■ Work to complete: Your reply should be one number: the count of lines holding the word "маляров".

■ Given data:

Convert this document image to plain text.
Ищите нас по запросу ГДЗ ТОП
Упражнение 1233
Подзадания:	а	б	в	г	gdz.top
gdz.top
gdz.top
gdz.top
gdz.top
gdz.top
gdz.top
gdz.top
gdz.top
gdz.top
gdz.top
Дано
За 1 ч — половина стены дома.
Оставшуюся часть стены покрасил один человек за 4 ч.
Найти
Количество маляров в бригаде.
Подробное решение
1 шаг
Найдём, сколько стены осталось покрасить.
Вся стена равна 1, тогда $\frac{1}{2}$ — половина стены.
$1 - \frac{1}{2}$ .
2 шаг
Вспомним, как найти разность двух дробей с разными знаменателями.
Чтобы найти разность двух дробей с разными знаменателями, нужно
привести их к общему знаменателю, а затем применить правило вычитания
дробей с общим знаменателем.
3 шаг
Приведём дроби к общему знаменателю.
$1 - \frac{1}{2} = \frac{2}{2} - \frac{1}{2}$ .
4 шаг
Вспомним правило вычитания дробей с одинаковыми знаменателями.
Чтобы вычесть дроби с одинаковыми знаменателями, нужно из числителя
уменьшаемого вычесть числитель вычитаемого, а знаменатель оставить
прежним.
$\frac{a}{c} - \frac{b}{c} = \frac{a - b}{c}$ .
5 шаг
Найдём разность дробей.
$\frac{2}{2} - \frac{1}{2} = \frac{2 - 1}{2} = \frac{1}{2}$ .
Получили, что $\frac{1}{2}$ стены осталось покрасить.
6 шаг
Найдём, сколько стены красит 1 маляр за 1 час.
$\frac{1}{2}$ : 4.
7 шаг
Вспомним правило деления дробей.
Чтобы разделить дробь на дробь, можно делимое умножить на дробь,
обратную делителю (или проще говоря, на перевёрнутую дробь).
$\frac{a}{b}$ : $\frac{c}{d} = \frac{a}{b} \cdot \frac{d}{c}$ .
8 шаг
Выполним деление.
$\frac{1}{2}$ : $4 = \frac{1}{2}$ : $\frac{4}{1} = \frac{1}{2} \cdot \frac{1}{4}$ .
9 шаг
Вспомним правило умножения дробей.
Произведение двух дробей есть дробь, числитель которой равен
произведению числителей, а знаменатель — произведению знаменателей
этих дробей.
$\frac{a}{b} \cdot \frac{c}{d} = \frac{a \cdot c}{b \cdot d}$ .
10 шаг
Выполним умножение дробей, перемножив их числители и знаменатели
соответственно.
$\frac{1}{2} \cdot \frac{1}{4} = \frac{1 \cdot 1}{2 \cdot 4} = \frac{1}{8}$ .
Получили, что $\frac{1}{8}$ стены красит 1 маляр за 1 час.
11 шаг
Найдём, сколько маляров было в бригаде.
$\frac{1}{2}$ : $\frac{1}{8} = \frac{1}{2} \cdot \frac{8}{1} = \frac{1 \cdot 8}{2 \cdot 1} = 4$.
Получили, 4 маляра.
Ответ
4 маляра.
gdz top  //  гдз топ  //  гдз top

■ The solution: 2